RECORD LIST:
▬▬▬
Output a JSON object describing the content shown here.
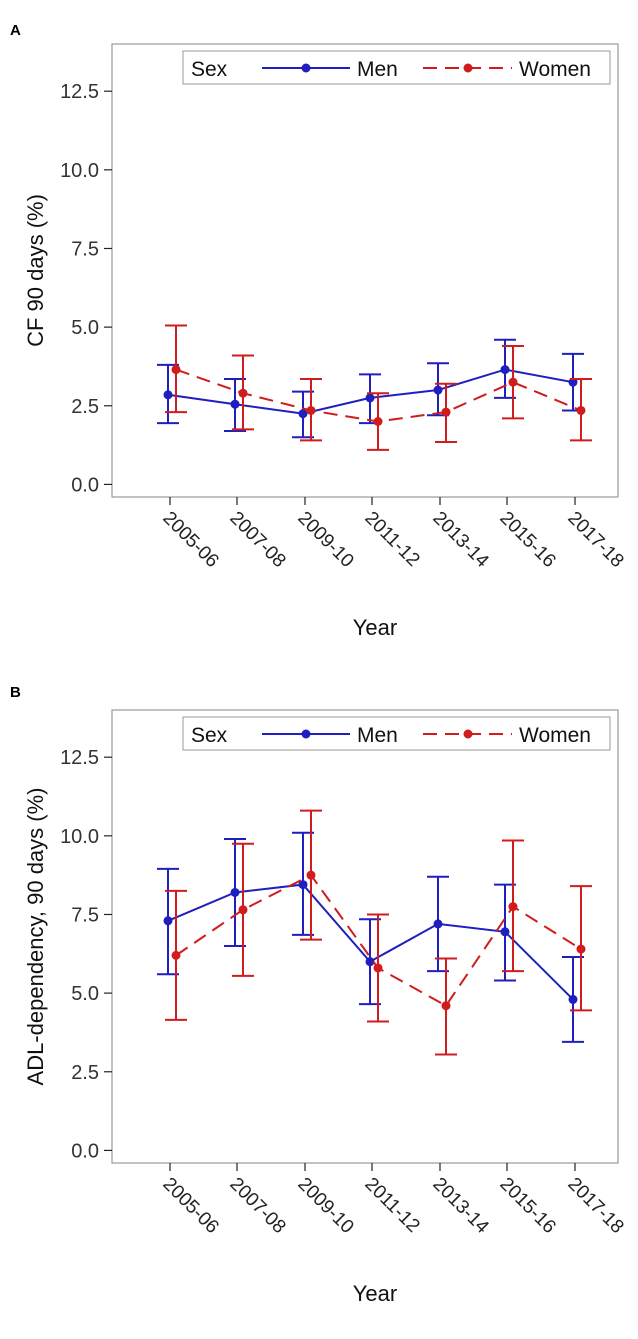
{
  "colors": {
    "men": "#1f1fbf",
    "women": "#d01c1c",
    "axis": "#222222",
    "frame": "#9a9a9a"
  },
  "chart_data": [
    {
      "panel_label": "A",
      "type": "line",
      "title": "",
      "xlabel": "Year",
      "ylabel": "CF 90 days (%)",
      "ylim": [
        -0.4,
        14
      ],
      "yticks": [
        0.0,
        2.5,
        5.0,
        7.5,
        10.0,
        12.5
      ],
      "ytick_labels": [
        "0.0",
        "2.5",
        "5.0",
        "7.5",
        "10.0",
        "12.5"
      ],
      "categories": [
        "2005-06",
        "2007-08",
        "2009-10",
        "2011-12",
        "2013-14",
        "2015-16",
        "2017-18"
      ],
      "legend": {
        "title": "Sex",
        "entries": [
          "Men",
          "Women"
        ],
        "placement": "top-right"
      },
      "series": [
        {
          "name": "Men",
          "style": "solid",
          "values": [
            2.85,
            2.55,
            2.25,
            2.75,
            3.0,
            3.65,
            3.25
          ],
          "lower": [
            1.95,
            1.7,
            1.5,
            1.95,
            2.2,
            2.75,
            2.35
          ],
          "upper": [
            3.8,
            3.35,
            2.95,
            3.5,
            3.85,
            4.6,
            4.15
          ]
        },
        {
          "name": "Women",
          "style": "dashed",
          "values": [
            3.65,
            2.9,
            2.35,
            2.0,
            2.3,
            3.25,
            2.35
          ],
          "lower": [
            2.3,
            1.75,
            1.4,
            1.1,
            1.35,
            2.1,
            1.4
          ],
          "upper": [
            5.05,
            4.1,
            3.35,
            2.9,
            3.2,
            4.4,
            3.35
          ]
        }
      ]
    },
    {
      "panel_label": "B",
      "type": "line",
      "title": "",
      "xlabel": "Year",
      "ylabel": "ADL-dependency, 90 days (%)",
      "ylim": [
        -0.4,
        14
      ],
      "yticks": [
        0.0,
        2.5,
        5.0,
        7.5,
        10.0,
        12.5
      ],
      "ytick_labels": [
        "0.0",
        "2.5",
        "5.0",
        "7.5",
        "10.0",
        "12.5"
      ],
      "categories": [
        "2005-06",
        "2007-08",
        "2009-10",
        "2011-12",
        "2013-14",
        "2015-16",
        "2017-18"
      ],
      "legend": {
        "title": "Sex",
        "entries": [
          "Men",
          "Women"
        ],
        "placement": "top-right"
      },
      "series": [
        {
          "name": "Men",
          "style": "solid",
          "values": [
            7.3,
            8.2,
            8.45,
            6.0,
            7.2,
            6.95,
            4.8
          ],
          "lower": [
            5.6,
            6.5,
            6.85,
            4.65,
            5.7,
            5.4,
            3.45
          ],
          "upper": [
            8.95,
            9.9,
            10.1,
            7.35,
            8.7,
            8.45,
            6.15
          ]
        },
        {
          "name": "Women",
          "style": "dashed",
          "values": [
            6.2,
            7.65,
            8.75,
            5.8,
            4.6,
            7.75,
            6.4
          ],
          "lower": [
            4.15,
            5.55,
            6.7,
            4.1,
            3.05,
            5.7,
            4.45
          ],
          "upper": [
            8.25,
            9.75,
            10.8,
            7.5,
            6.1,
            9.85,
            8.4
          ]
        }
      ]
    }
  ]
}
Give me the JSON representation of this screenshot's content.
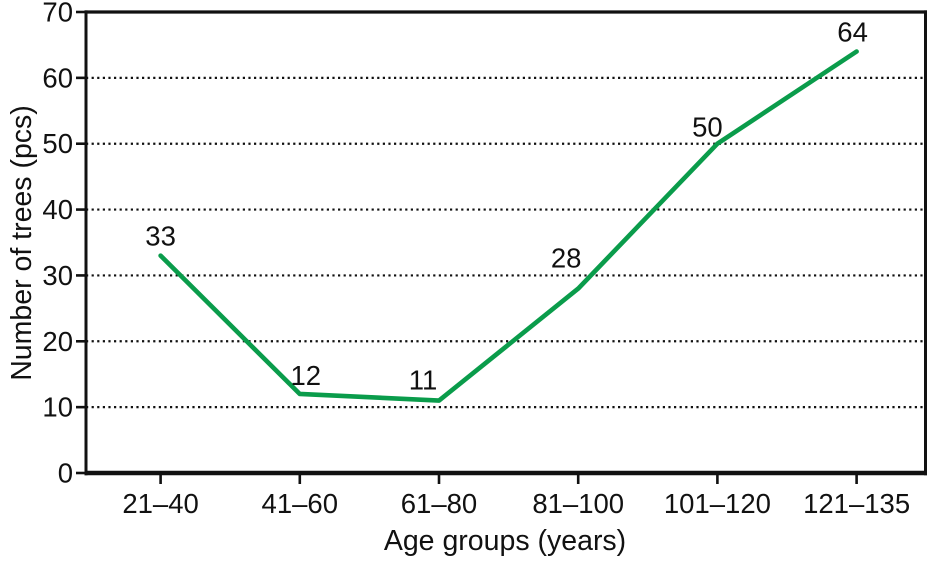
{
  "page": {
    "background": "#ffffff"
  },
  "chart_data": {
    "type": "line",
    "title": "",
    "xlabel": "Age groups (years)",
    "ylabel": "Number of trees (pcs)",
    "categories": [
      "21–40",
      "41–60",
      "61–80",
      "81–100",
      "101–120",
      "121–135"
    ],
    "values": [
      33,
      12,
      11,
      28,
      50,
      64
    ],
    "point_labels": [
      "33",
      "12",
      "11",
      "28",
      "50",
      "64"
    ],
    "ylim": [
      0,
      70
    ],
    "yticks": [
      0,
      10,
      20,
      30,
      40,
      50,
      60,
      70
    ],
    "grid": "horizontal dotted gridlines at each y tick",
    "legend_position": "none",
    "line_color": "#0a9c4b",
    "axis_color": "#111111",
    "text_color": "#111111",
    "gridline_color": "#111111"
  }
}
▬▬▬
WHAT IS ASKED:
Repeat the data exactly, without the pictures.

RESPONSE TO THIS TASK:
Output a JSON object describing the content shown here.
{
  "colors": {
    "men": "#1f1fbf",
    "women": "#d01c1c",
    "axis": "#222222",
    "frame": "#9a9a9a"
  },
  "chart_data": [
    {
      "panel_label": "A",
      "type": "line",
      "title": "",
      "xlabel": "Year",
      "ylabel": "CF 90 days (%)",
      "ylim": [
        -0.4,
        14
      ],
      "yticks": [
        0.0,
        2.5,
        5.0,
        7.5,
        10.0,
        12.5
      ],
      "ytick_labels": [
        "0.0",
        "2.5",
        "5.0",
        "7.5",
        "10.0",
        "12.5"
      ],
      "categories": [
        "2005-06",
        "2007-08",
        "2009-10",
        "2011-12",
        "2013-14",
        "2015-16",
        "2017-18"
      ],
      "legend": {
        "title": "Sex",
        "entries": [
          "Men",
          "Women"
        ],
        "placement": "top-right"
      },
      "series": [
        {
          "name": "Men",
          "style": "solid",
          "values": [
            2.85,
            2.55,
            2.25,
            2.75,
            3.0,
            3.65,
            3.25
          ],
          "lower": [
            1.95,
            1.7,
            1.5,
            1.95,
            2.2,
            2.75,
            2.35
          ],
          "upper": [
            3.8,
            3.35,
            2.95,
            3.5,
            3.85,
            4.6,
            4.15
          ]
        },
        {
          "name": "Women",
          "style": "dashed",
          "values": [
            3.65,
            2.9,
            2.35,
            2.0,
            2.3,
            3.25,
            2.35
          ],
          "lower": [
            2.3,
            1.75,
            1.4,
            1.1,
            1.35,
            2.1,
            1.4
          ],
          "upper": [
            5.05,
            4.1,
            3.35,
            2.9,
            3.2,
            4.4,
            3.35
          ]
        }
      ]
    },
    {
      "panel_label": "B",
      "type": "line",
      "title": "",
      "xlabel": "Year",
      "ylabel": "ADL-dependency, 90 days (%)",
      "ylim": [
        -0.4,
        14
      ],
      "yticks": [
        0.0,
        2.5,
        5.0,
        7.5,
        10.0,
        12.5
      ],
      "ytick_labels": [
        "0.0",
        "2.5",
        "5.0",
        "7.5",
        "10.0",
        "12.5"
      ],
      "categories": [
        "2005-06",
        "2007-08",
        "2009-10",
        "2011-12",
        "2013-14",
        "2015-16",
        "2017-18"
      ],
      "legend": {
        "title": "Sex",
        "entries": [
          "Men",
          "Women"
        ],
        "placement": "top-right"
      },
      "series": [
        {
          "name": "Men",
          "style": "solid",
          "values": [
            7.3,
            8.2,
            8.45,
            6.0,
            7.2,
            6.95,
            4.8
          ],
          "lower": [
            5.6,
            6.5,
            6.85,
            4.65,
            5.7,
            5.4,
            3.45
          ],
          "upper": [
            8.95,
            9.9,
            10.1,
            7.35,
            8.7,
            8.45,
            6.15
          ]
        },
        {
          "name": "Women",
          "style": "dashed",
          "values": [
            6.2,
            7.65,
            8.75,
            5.8,
            4.6,
            7.75,
            6.4
          ],
          "lower": [
            4.15,
            5.55,
            6.7,
            4.1,
            3.05,
            5.7,
            4.45
          ],
          "upper": [
            8.25,
            9.75,
            10.8,
            7.5,
            6.1,
            9.85,
            8.4
          ]
        }
      ]
    }
  ]
}
Give me the JSON representation of this screenshot's content.
{
  "page": {
    "background": "#ffffff"
  },
  "chart_data": {
    "type": "line",
    "title": "",
    "xlabel": "Age groups (years)",
    "ylabel": "Number of trees (pcs)",
    "categories": [
      "21–40",
      "41–60",
      "61–80",
      "81–100",
      "101–120",
      "121–135"
    ],
    "values": [
      33,
      12,
      11,
      28,
      50,
      64
    ],
    "point_labels": [
      "33",
      "12",
      "11",
      "28",
      "50",
      "64"
    ],
    "ylim": [
      0,
      70
    ],
    "yticks": [
      0,
      10,
      20,
      30,
      40,
      50,
      60,
      70
    ],
    "grid": "horizontal dotted gridlines at each y tick",
    "legend_position": "none",
    "line_color": "#0a9c4b",
    "axis_color": "#111111",
    "text_color": "#111111",
    "gridline_color": "#111111"
  }
}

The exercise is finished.